Exercise directions: Copy all entries without alteration and skip the pictures they hold.

----

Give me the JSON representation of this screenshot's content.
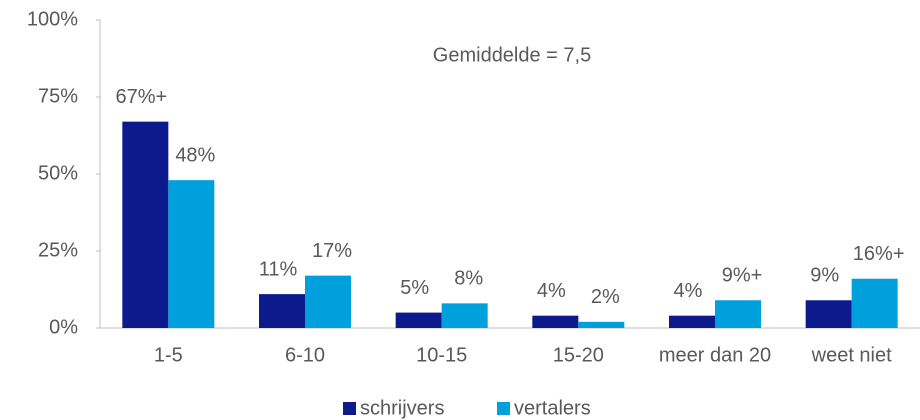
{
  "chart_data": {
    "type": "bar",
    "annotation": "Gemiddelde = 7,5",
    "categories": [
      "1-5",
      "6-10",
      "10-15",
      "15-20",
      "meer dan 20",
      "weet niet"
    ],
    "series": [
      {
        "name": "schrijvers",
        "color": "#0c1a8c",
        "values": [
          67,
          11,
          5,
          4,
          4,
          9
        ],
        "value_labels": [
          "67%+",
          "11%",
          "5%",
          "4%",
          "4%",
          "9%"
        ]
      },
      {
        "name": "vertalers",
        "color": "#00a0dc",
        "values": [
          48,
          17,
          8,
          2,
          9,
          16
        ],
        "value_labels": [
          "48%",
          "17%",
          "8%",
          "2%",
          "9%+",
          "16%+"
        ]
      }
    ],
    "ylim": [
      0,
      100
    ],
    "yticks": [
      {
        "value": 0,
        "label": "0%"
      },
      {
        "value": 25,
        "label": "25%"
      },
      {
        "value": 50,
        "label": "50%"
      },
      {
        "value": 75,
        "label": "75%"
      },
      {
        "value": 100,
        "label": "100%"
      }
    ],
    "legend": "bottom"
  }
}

----

Exercise output:
Give me the JSON representation of this screenshot's content.
{
  "chart_data": {
    "type": "bar",
    "annotation": "Gemiddelde = 7,5",
    "categories": [
      "1-5",
      "6-10",
      "10-15",
      "15-20",
      "meer dan 20",
      "weet niet"
    ],
    "series": [
      {
        "name": "schrijvers",
        "color": "#0c1a8c",
        "values": [
          67,
          11,
          5,
          4,
          4,
          9
        ],
        "value_labels": [
          "67%+",
          "11%",
          "5%",
          "4%",
          "4%",
          "9%"
        ]
      },
      {
        "name": "vertalers",
        "color": "#00a0dc",
        "values": [
          48,
          17,
          8,
          2,
          9,
          16
        ],
        "value_labels": [
          "48%",
          "17%",
          "8%",
          "2%",
          "9%+",
          "16%+"
        ]
      }
    ],
    "ylim": [
      0,
      100
    ],
    "yticks": [
      {
        "value": 0,
        "label": "0%"
      },
      {
        "value": 25,
        "label": "25%"
      },
      {
        "value": 50,
        "label": "50%"
      },
      {
        "value": 75,
        "label": "75%"
      },
      {
        "value": 100,
        "label": "100%"
      }
    ],
    "legend": "bottom"
  }
}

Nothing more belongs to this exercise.